— Begin —

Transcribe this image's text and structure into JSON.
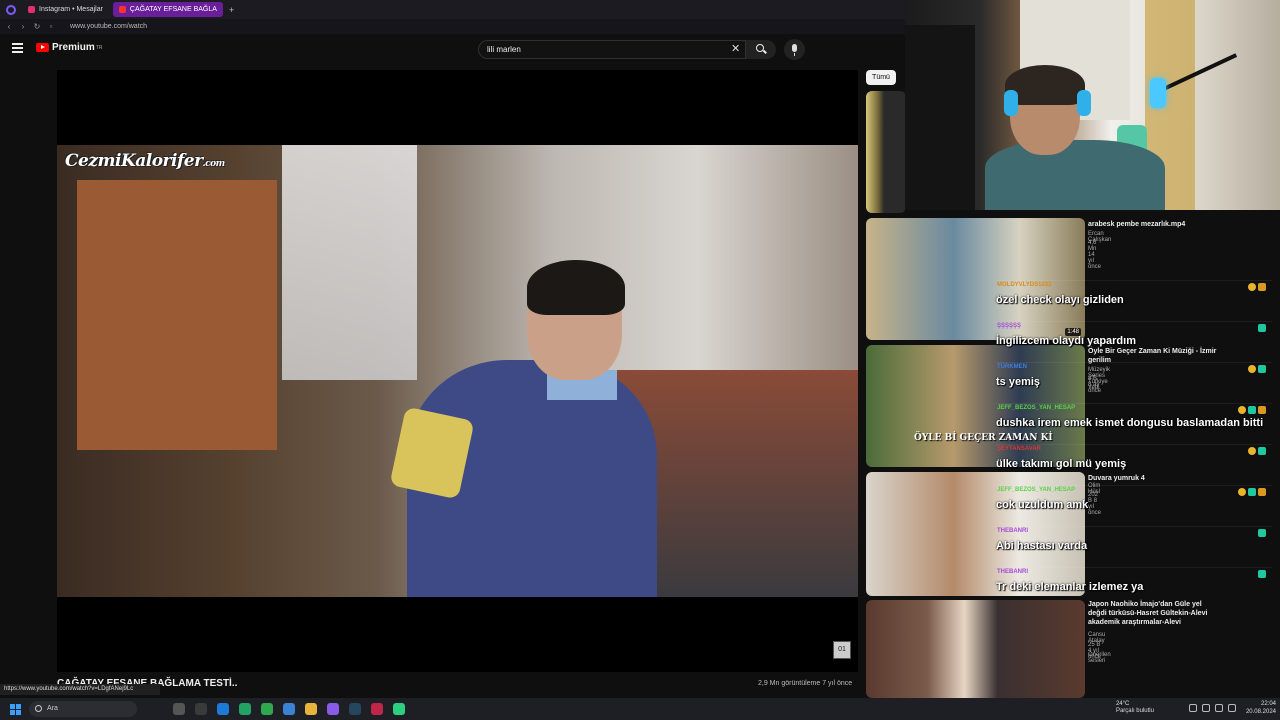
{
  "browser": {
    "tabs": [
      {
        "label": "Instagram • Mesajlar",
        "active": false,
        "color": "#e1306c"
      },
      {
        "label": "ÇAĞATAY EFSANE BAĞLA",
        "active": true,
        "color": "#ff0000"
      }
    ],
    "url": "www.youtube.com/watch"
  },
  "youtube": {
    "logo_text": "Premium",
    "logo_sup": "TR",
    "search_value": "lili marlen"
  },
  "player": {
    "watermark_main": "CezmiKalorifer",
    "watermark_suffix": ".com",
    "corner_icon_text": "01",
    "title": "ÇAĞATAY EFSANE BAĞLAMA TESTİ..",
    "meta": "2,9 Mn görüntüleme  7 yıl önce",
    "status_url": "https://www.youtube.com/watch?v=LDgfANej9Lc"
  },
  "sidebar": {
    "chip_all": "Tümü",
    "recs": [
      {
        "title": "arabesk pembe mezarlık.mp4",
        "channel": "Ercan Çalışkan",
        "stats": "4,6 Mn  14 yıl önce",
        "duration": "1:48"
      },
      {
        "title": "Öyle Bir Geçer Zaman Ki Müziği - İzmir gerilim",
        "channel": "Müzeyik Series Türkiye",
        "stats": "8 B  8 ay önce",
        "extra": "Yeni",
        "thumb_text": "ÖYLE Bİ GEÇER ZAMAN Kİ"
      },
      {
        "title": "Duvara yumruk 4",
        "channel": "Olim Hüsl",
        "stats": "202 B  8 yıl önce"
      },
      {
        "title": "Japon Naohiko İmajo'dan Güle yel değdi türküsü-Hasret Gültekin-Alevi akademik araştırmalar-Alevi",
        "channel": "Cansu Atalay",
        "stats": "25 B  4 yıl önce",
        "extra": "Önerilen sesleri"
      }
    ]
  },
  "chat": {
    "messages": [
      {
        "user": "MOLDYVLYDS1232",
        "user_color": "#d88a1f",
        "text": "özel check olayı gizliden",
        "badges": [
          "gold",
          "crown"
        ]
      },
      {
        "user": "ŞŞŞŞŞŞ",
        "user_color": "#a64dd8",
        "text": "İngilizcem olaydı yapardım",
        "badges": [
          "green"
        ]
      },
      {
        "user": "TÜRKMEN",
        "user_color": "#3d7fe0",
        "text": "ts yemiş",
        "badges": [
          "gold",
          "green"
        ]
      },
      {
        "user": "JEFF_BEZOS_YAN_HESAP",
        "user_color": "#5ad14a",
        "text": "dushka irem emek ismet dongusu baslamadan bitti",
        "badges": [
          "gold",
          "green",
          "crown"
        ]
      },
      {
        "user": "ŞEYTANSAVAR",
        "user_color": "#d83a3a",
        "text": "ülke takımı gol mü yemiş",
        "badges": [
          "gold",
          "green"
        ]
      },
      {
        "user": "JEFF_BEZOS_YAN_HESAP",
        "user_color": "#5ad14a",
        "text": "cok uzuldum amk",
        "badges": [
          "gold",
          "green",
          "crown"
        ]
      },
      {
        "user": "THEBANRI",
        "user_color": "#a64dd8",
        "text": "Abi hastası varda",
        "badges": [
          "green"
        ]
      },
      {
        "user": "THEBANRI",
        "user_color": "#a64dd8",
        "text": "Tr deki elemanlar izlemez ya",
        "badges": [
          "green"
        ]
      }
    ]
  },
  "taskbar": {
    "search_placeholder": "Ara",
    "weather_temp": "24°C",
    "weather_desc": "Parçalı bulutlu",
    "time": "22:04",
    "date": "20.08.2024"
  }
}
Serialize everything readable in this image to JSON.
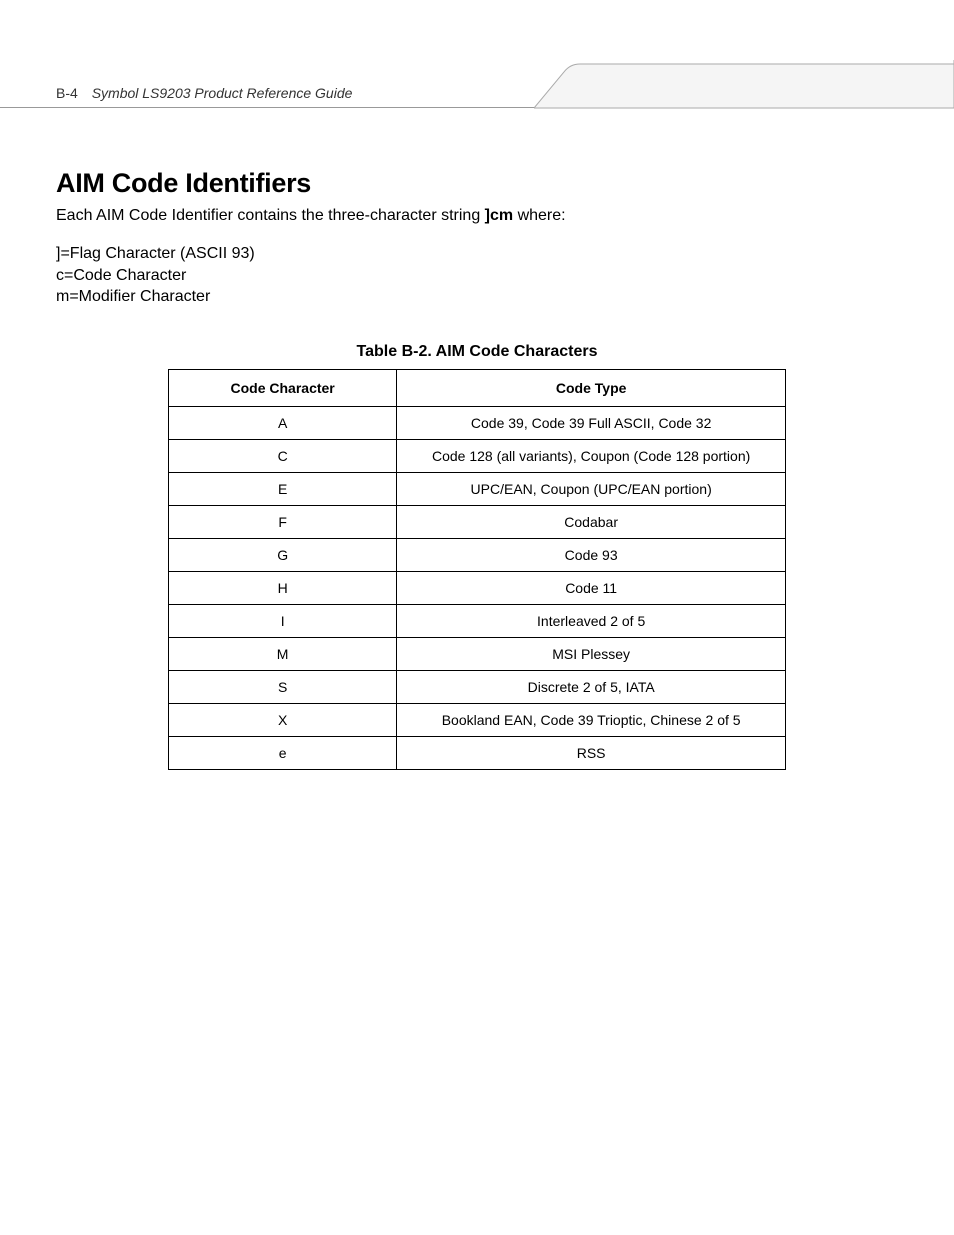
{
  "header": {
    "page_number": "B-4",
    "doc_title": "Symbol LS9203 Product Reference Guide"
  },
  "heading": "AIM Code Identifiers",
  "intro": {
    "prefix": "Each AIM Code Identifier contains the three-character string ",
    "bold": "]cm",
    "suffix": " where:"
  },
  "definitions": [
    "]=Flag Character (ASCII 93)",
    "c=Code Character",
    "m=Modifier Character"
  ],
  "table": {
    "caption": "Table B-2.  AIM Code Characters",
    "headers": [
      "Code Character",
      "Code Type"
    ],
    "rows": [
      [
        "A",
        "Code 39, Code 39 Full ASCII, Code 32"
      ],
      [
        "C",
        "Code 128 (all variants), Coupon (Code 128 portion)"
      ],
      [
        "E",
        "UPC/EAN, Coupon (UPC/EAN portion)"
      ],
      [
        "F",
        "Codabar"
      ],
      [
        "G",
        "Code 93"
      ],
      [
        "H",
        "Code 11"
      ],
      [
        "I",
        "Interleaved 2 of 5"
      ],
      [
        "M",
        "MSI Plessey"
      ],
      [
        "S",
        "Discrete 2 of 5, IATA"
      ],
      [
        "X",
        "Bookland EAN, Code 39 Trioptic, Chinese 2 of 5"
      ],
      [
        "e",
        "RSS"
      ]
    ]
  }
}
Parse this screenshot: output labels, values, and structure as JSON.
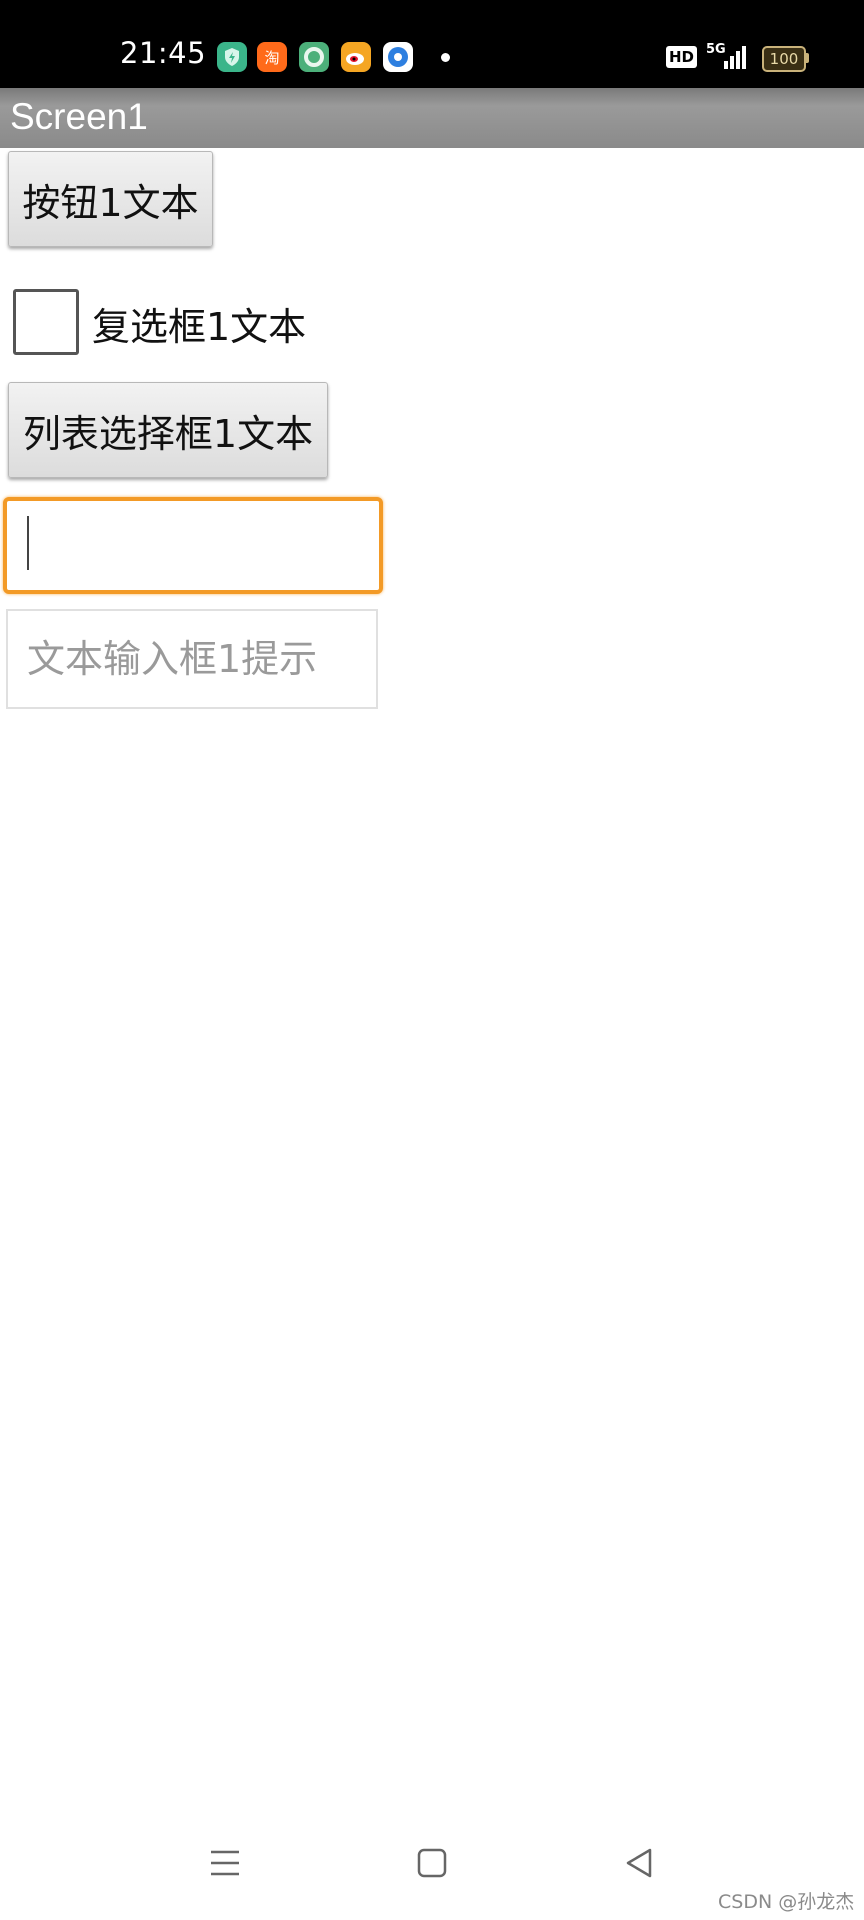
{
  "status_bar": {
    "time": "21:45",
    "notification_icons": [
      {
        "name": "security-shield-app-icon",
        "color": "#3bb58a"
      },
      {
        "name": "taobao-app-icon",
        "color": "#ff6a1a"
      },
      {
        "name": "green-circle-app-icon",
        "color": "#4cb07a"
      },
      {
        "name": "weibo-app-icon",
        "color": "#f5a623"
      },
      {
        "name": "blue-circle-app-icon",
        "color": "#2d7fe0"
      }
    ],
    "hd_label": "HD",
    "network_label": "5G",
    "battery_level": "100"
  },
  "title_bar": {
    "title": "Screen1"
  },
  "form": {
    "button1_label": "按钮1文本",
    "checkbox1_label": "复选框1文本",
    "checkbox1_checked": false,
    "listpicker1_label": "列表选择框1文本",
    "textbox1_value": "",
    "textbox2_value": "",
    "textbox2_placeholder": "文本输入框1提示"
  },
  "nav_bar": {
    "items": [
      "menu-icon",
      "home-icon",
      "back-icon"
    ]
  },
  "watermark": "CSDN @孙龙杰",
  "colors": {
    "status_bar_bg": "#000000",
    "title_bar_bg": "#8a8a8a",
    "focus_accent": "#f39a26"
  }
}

— End —

Task requirements =
Extract every line above that contains the word "ASCII".

Output =
    "]=Flag Character (ASCII 93)",
        "Code 39, Code 39 Full ASCII, Code 32"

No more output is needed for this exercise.